[What is being asked] Each entry below is to be duplicated verbatim.

---------- Provided records ----------

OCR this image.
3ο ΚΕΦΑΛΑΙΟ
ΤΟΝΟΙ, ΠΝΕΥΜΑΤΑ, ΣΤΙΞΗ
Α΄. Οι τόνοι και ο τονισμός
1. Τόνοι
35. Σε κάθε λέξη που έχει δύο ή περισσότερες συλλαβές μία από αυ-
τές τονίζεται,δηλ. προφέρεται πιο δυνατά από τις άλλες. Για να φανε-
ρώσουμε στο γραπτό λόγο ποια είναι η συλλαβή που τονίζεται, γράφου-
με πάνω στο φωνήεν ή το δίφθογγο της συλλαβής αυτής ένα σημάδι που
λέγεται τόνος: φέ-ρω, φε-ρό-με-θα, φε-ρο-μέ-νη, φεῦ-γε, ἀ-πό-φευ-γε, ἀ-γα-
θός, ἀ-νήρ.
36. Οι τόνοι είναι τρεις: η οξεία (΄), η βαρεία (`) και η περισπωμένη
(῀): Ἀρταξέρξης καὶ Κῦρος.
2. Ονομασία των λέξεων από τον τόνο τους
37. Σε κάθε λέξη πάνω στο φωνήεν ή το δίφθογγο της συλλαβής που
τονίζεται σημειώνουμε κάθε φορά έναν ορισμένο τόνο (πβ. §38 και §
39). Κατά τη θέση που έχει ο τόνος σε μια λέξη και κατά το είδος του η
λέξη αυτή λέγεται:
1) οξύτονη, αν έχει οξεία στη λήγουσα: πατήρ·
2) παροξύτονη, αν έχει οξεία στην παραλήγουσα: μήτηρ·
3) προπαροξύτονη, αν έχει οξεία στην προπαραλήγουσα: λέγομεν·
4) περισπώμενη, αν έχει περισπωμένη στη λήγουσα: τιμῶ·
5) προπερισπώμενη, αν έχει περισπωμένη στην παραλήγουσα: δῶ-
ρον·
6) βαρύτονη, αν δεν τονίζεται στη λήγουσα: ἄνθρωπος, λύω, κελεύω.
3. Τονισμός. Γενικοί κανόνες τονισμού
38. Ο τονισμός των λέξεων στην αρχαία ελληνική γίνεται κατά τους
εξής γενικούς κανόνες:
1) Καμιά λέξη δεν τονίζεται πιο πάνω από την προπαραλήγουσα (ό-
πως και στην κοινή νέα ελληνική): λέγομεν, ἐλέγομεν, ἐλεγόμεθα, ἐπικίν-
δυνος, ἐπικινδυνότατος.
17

----------

[The answer]
OCR this image.
3ο ΚΕΦΑΛΑΙΟ
ΤΟΝΟΙ, ΠΝΕΥΜΑΤΑ, ΣΤΙΞΗ
Α΄. Οι τόνοι και ο τονισμός
1. Τόνοι
35. Σε κάθε λέξη που έχει δύο ή περισσότερες συλλαβές μία από αυ-
τές τονίζεται,δηλ. προφέρεται πιο δυνατά από τις άλλες. Για να φανε-
ρώσουμε στο γραπτό λόγο ποια είναι η συλλαβή που τονίζεται, γράφου-
με πάνω στο φωνήεν ή το δίφθογγο της συλλαβής αυτής ένα σημάδι που
λέγεται τόνος: φέ-ρω, φε-ρό-με-θα, φε-ρο-μέ-νη, φεῦ-γε, ἀ-πό-φευ-γε, ἀ-γα-
θός, ἀ-νήρ.
36. Οι τόνοι είναι τρεις: η οξεία (΄), η βαρεία (`) και η περισπωμένη
(῀): Ἀρταξέρξης καὶ Κῦρος.
2. Ονομασία των λέξεων από τον τόνο τους
37. Σε κάθε λέξη πάνω στο φωνήεν ή το δίφθογγο της συλλαβής που
τονίζεται σημειώνουμε κάθε φορά έναν ορισμένο τόνο (πβ. §38 και §
39). Κατά τη θέση που έχει ο τόνος σε μια λέξη και κατά το είδος του η
λέξη αυτή λέγεται:
1) οξύτονη, αν έχει οξεία στη λήγουσα: πατήρ·
2) παροξύτονη, αν έχει οξεία στην παραλήγουσα: μήτηρ·
3) προπαροξύτονη, αν έχει οξεία στην προπαραλήγουσα: λέγομεν·
4) περισπώμενη, αν έχει περισπωμένη στη λήγουσα: τιμῶ·
5) προπερισπώμενη, αν έχει περισπωμένη στην παραλήγουσα: δῶ-
ρον·
6) βαρύτονη, αν δεν τονίζεται στη λήγουσα: ἄνθρωπος, λύω, κελεύω.
3. Τονισμός. Γενικοί κανόνες τονισμού
38. Ο τονισμός των λέξεων στην αρχαία ελληνική γίνεται κατά τους
εξής γενικούς κανόνες:
1) Καμιά λέξη δεν τονίζεται πιο πάνω από την προπαραλήγουσα (ό-
πως και στην κοινή νέα ελληνική): λέγομεν, ἐλέγομεν, ἐλεγόμεθα, ἐπικίν-
δυνος, ἐπικινδυνότατος.
17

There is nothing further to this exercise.